Work to do: Check each line of the records for "capacity"; collect those that have it.

Extracted data:
+-------+
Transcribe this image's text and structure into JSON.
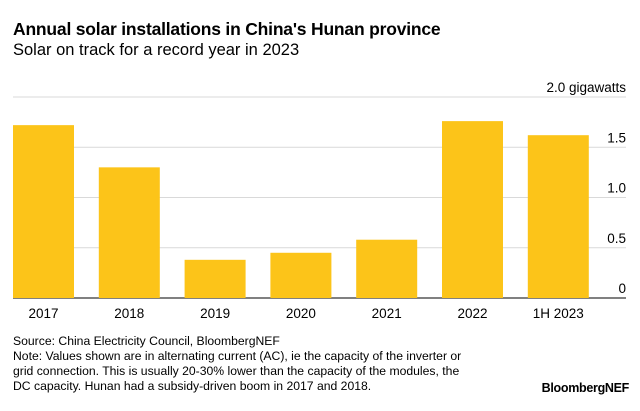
{
  "title": "Annual solar installations in China's Hunan province",
  "subtitle": "Solar on track for a record year in 2023",
  "chart_data": {
    "type": "bar",
    "title": "Annual solar installations in China's Hunan province",
    "subtitle": "Solar on track for a record year in 2023",
    "categories": [
      "2017",
      "2018",
      "2019",
      "2020",
      "2021",
      "2022",
      "1H 2023"
    ],
    "values": [
      1.72,
      1.3,
      0.38,
      0.45,
      0.58,
      1.76,
      1.62
    ],
    "ylabel": "gigawatts",
    "ylim": [
      0,
      2.0
    ],
    "yticks": [
      0,
      0.5,
      1.0,
      1.5,
      2.0
    ],
    "ytick_labels": [
      "0",
      "0.5",
      "1.0",
      "1.5",
      "2.0 gigawatts"
    ],
    "y_axis_position": "right",
    "grid": true,
    "bar_color": "#fcc419"
  },
  "footer": {
    "source": "Source: China Electricity Council, BloombergNEF",
    "note_lines": [
      "Note: Values shown are in alternating current (AC), ie the capacity of the inverter or",
      "grid connection. This is usually 20-30% lower than the capacity of the modules, the",
      "DC capacity. Hunan had a subsidy-driven boom in 2017 and 2018."
    ]
  },
  "brand": "BloombergNEF"
}
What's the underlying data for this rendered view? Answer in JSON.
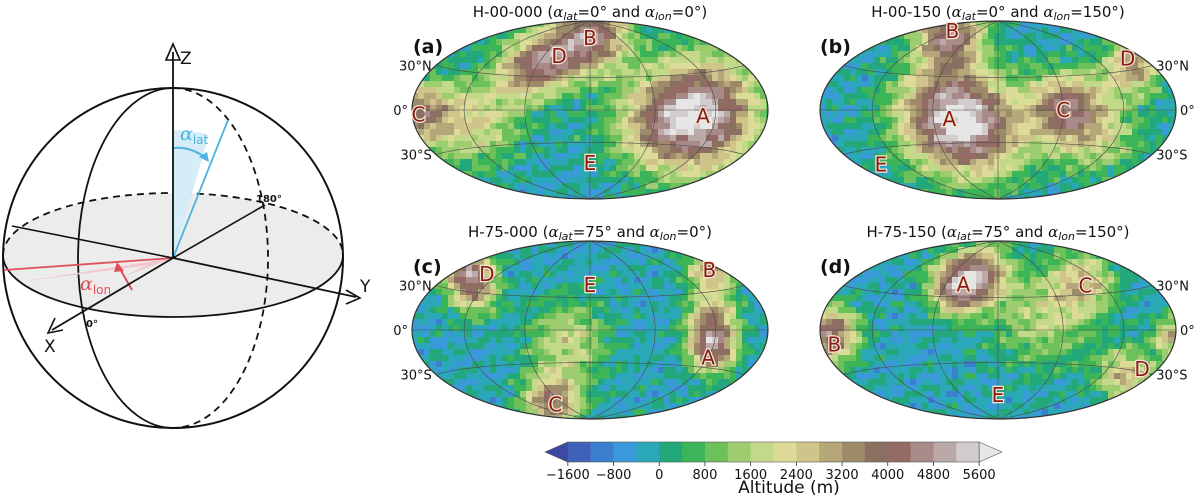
{
  "sphere": {
    "axis_z": "Z",
    "axis_y": "Y",
    "axis_x": "X",
    "label_180": "180°",
    "label_0": "0°",
    "alpha_lat": {
      "symbol": "α",
      "sub": "lat",
      "color": "#4bb3e0"
    },
    "alpha_lon": {
      "symbol": "α",
      "sub": "lon",
      "color": "#e0505a"
    }
  },
  "panels": [
    {
      "id": "a",
      "label": "(a)",
      "code": "H-00-000",
      "t_lat": "=0°",
      "mid": " and ",
      "t_lon": "=0°",
      "regions": [
        {
          "k": "A",
          "lon": 107,
          "lat": -5
        },
        {
          "k": "B",
          "lon": 0,
          "lat": 70
        },
        {
          "k": "C",
          "lon": -172,
          "lat": -3
        },
        {
          "k": "D",
          "lon": -40,
          "lat": 50
        },
        {
          "k": "E",
          "lon": 0,
          "lat": -50
        }
      ],
      "peaks": [
        {
          "lon": 107,
          "lat": -3,
          "h": 1.0,
          "w": 28
        },
        {
          "lon": 5,
          "lat": 72,
          "h": 0.9,
          "w": 18
        },
        {
          "lon": -172,
          "lat": -2,
          "h": 0.7,
          "w": 16
        },
        {
          "lon": -45,
          "lat": 48,
          "h": 0.55,
          "w": 14
        },
        {
          "lon": -70,
          "lat": 35,
          "h": 0.6,
          "w": 16
        },
        {
          "lon": -110,
          "lat": -10,
          "h": 0.45,
          "w": 22
        },
        {
          "lon": 60,
          "lat": -15,
          "h": 0.4,
          "w": 24
        }
      ]
    },
    {
      "id": "b",
      "label": "(b)",
      "code": "H-00-150",
      "t_lat": "=0°",
      "mid": " and ",
      "t_lon": "=150°",
      "regions": [
        {
          "k": "A",
          "lon": -45,
          "lat": -8
        },
        {
          "k": "B",
          "lon": -125,
          "lat": 72
        },
        {
          "k": "C",
          "lon": 60,
          "lat": 0
        },
        {
          "k": "D",
          "lon": 160,
          "lat": 38
        },
        {
          "k": "E",
          "lon": -150,
          "lat": -42
        }
      ],
      "peaks": [
        {
          "lon": -45,
          "lat": -4,
          "h": 0.95,
          "w": 26
        },
        {
          "lon": -120,
          "lat": 70,
          "h": 0.85,
          "w": 16
        },
        {
          "lon": 62,
          "lat": 2,
          "h": 0.75,
          "w": 18
        },
        {
          "lon": 158,
          "lat": 33,
          "h": 0.65,
          "w": 14
        },
        {
          "lon": -10,
          "lat": -25,
          "h": 0.45,
          "w": 24
        },
        {
          "lon": 100,
          "lat": -20,
          "h": 0.35,
          "w": 22
        }
      ]
    },
    {
      "id": "c",
      "label": "(c)",
      "code": "H-75-000",
      "t_lat": "=75°",
      "mid": " and ",
      "t_lon": "=0°",
      "regions": [
        {
          "k": "A",
          "lon": 120,
          "lat": -22
        },
        {
          "k": "B",
          "lon": 165,
          "lat": 45
        },
        {
          "k": "C",
          "lon": -80,
          "lat": -70
        },
        {
          "k": "D",
          "lon": -135,
          "lat": 45
        },
        {
          "k": "E",
          "lon": 0,
          "lat": 42
        }
      ],
      "peaks": [
        {
          "lon": 120,
          "lat": -15,
          "h": 0.85,
          "w": 12
        },
        {
          "lon": 118,
          "lat": 10,
          "h": 0.6,
          "w": 12
        },
        {
          "lon": 170,
          "lat": 45,
          "h": 0.65,
          "w": 12
        },
        {
          "lon": -170,
          "lat": 45,
          "h": 0.7,
          "w": 12
        },
        {
          "lon": -80,
          "lat": -68,
          "h": 0.75,
          "w": 14
        },
        {
          "lon": -125,
          "lat": 30,
          "h": 0.5,
          "w": 12
        },
        {
          "lon": -20,
          "lat": -10,
          "h": 0.4,
          "w": 20
        }
      ]
    },
    {
      "id": "d",
      "label": "(d)",
      "code": "H-75-150",
      "t_lat": "=75°",
      "mid": " and ",
      "t_lon": "=150°",
      "regions": [
        {
          "k": "A",
          "lon": -40,
          "lat": 42
        },
        {
          "k": "B",
          "lon": -165,
          "lat": -10
        },
        {
          "k": "C",
          "lon": 100,
          "lat": 38
        },
        {
          "k": "D",
          "lon": 160,
          "lat": -28
        },
        {
          "k": "E",
          "lon": 0,
          "lat": -62
        }
      ],
      "peaks": [
        {
          "lon": -45,
          "lat": 40,
          "h": 0.9,
          "w": 14
        },
        {
          "lon": -20,
          "lat": 55,
          "h": 0.6,
          "w": 14
        },
        {
          "lon": -168,
          "lat": -3,
          "h": 0.85,
          "w": 14
        },
        {
          "lon": 100,
          "lat": 40,
          "h": 0.5,
          "w": 16
        },
        {
          "lon": 150,
          "lat": -35,
          "h": 0.55,
          "w": 14
        },
        {
          "lon": 178,
          "lat": -5,
          "h": 0.6,
          "w": 10
        },
        {
          "lon": 40,
          "lat": 10,
          "h": 0.35,
          "w": 24
        }
      ]
    }
  ],
  "lat_labels": {
    "n30": "30°N",
    "eq": "0°",
    "s30": "30°S"
  },
  "colorbar": {
    "title": "Altitude (m)",
    "ticks": [
      "−1600",
      "−800",
      "0",
      "800",
      "1600",
      "2400",
      "3200",
      "4000",
      "4800",
      "5600"
    ],
    "colors": [
      "#3b4aa0",
      "#3f62b8",
      "#3b7fcf",
      "#3a99d9",
      "#2aa8b8",
      "#22a87a",
      "#3cb458",
      "#6cc15a",
      "#9dcd6e",
      "#c2d98a",
      "#dcdc98",
      "#cfc48a",
      "#b5a77a",
      "#9c8a68",
      "#8a7060",
      "#946b64",
      "#a88a88",
      "#bba8a8",
      "#d3cccc",
      "#e6e6e6"
    ]
  }
}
+-------+
Written answer:
      "Note: Values shown are in alternating current (AC), ie the capacity of the inverter or",
      "grid connection. This is usually 20-30% lower than the capacity of the modules, the",
      "DC capacity. Hunan had a subsidy-driven boom in 2017 and 2018."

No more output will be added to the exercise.